━━━ Available records ━━━

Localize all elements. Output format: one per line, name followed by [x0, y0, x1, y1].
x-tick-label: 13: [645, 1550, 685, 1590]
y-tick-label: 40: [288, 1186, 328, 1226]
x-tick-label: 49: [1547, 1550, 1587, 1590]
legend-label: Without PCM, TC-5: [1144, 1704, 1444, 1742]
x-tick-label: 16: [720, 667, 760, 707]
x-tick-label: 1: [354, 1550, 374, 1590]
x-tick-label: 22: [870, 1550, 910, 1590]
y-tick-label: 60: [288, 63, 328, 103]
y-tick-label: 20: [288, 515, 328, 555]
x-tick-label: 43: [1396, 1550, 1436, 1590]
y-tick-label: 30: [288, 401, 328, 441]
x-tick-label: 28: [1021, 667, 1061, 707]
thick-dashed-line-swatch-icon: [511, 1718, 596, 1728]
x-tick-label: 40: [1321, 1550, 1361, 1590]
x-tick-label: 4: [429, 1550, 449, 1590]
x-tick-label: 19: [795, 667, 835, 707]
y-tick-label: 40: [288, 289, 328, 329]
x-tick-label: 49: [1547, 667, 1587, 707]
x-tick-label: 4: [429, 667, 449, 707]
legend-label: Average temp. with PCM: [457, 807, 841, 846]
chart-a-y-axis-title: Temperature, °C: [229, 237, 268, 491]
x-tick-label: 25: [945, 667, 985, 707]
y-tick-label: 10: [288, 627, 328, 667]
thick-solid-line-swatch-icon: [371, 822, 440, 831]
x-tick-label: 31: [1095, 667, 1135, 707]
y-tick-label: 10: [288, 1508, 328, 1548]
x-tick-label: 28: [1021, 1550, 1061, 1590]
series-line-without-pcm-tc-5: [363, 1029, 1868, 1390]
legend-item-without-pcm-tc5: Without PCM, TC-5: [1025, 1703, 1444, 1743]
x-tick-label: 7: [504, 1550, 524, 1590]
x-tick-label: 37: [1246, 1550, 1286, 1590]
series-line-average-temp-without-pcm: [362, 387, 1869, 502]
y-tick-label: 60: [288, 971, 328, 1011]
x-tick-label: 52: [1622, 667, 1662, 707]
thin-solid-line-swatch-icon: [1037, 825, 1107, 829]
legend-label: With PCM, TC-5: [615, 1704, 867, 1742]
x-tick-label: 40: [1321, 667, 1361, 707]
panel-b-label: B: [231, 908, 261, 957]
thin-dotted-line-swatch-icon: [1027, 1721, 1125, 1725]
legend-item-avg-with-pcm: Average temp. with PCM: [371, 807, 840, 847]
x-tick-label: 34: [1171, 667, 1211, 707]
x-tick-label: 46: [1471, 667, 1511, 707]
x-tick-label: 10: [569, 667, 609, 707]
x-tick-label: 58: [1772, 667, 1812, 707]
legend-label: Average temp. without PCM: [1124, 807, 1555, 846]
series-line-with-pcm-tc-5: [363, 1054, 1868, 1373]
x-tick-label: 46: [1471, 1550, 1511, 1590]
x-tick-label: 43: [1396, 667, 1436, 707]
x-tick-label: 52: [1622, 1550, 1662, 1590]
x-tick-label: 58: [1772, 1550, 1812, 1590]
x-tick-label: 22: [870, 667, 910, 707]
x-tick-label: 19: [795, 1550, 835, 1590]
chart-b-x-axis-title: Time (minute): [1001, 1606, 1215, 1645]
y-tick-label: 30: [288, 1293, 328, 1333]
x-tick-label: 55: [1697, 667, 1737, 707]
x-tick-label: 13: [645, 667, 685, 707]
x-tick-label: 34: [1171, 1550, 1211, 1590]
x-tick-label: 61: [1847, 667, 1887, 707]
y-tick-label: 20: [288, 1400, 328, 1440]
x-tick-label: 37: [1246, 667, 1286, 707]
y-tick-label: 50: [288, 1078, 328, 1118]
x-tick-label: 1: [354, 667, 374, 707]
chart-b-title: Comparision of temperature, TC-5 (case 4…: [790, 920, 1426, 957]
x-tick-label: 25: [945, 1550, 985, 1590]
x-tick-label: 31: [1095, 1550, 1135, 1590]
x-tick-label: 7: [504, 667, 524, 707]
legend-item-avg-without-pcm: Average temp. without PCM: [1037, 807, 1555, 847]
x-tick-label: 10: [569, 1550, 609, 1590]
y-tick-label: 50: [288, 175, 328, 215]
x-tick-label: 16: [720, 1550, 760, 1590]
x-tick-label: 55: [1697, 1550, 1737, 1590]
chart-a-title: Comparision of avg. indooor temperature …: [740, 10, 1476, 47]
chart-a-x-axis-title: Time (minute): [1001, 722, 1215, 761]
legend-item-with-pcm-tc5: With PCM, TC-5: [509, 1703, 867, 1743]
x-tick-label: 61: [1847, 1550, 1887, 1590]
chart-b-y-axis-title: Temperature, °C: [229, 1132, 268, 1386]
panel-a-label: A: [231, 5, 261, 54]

━━━

Task brief:
Copy every line of the records above without changing any character.

Solved exercise:
Localize all elements. Output format: one per line, name followed by [x0, y0, x1, y1].
x-tick-label: 13: [645, 1550, 685, 1590]
y-tick-label: 40: [288, 1186, 328, 1226]
x-tick-label: 49: [1547, 1550, 1587, 1590]
legend-label: Without PCM, TC-5: [1144, 1704, 1444, 1742]
x-tick-label: 16: [720, 667, 760, 707]
x-tick-label: 1: [354, 1550, 374, 1590]
x-tick-label: 22: [870, 1550, 910, 1590]
y-tick-label: 60: [288, 63, 328, 103]
y-tick-label: 20: [288, 515, 328, 555]
x-tick-label: 43: [1396, 1550, 1436, 1590]
y-tick-label: 30: [288, 401, 328, 441]
x-tick-label: 28: [1021, 667, 1061, 707]
thick-dashed-line-swatch-icon: [511, 1718, 596, 1728]
x-tick-label: 40: [1321, 1550, 1361, 1590]
x-tick-label: 4: [429, 1550, 449, 1590]
x-tick-label: 19: [795, 667, 835, 707]
y-tick-label: 40: [288, 289, 328, 329]
x-tick-label: 49: [1547, 667, 1587, 707]
x-tick-label: 4: [429, 667, 449, 707]
legend-label: Average temp. with PCM: [457, 807, 841, 846]
chart-a-y-axis-title: Temperature, °C: [229, 237, 268, 491]
x-tick-label: 25: [945, 667, 985, 707]
y-tick-label: 10: [288, 627, 328, 667]
thick-solid-line-swatch-icon: [371, 822, 440, 831]
x-tick-label: 31: [1095, 667, 1135, 707]
y-tick-label: 10: [288, 1508, 328, 1548]
x-tick-label: 28: [1021, 1550, 1061, 1590]
series-line-without-pcm-tc-5: [363, 1029, 1868, 1390]
legend-item-without-pcm-tc5: Without PCM, TC-5: [1025, 1703, 1444, 1743]
x-tick-label: 7: [504, 1550, 524, 1590]
x-tick-label: 37: [1246, 1550, 1286, 1590]
series-line-average-temp-without-pcm: [362, 387, 1869, 502]
y-tick-label: 60: [288, 971, 328, 1011]
x-tick-label: 52: [1622, 667, 1662, 707]
thin-solid-line-swatch-icon: [1037, 825, 1107, 829]
legend-label: With PCM, TC-5: [615, 1704, 867, 1742]
x-tick-label: 40: [1321, 667, 1361, 707]
panel-b-label: B: [231, 908, 261, 957]
thin-dotted-line-swatch-icon: [1027, 1721, 1125, 1725]
legend-item-avg-with-pcm: Average temp. with PCM: [371, 807, 840, 847]
x-tick-label: 34: [1171, 667, 1211, 707]
x-tick-label: 46: [1471, 667, 1511, 707]
x-tick-label: 10: [569, 667, 609, 707]
x-tick-label: 58: [1772, 667, 1812, 707]
legend-label: Average temp. without PCM: [1124, 807, 1555, 846]
series-line-with-pcm-tc-5: [363, 1054, 1868, 1373]
x-tick-label: 46: [1471, 1550, 1511, 1590]
x-tick-label: 43: [1396, 667, 1436, 707]
x-tick-label: 52: [1622, 1550, 1662, 1590]
x-tick-label: 58: [1772, 1550, 1812, 1590]
x-tick-label: 22: [870, 667, 910, 707]
x-tick-label: 19: [795, 1550, 835, 1590]
chart-b-x-axis-title: Time (minute): [1001, 1606, 1215, 1645]
y-tick-label: 30: [288, 1293, 328, 1333]
x-tick-label: 55: [1697, 667, 1737, 707]
x-tick-label: 13: [645, 667, 685, 707]
x-tick-label: 34: [1171, 1550, 1211, 1590]
x-tick-label: 61: [1847, 667, 1887, 707]
y-tick-label: 20: [288, 1400, 328, 1440]
x-tick-label: 37: [1246, 667, 1286, 707]
y-tick-label: 50: [288, 1078, 328, 1118]
x-tick-label: 1: [354, 667, 374, 707]
chart-b-title: Comparision of temperature, TC-5 (case 4…: [790, 920, 1426, 957]
x-tick-label: 25: [945, 1550, 985, 1590]
x-tick-label: 31: [1095, 1550, 1135, 1590]
x-tick-label: 7: [504, 667, 524, 707]
legend-item-avg-without-pcm: Average temp. without PCM: [1037, 807, 1555, 847]
x-tick-label: 10: [569, 1550, 609, 1590]
y-tick-label: 50: [288, 175, 328, 215]
x-tick-label: 16: [720, 1550, 760, 1590]
x-tick-label: 55: [1697, 1550, 1737, 1590]
chart-a-title: Comparision of avg. indooor temperature …: [740, 10, 1476, 47]
chart-a-x-axis-title: Time (minute): [1001, 722, 1215, 761]
legend-item-with-pcm-tc5: With PCM, TC-5: [509, 1703, 867, 1743]
x-tick-label: 61: [1847, 1550, 1887, 1590]
chart-b-y-axis-title: Temperature, °C: [229, 1132, 268, 1386]
panel-a-label: A: [231, 5, 261, 54]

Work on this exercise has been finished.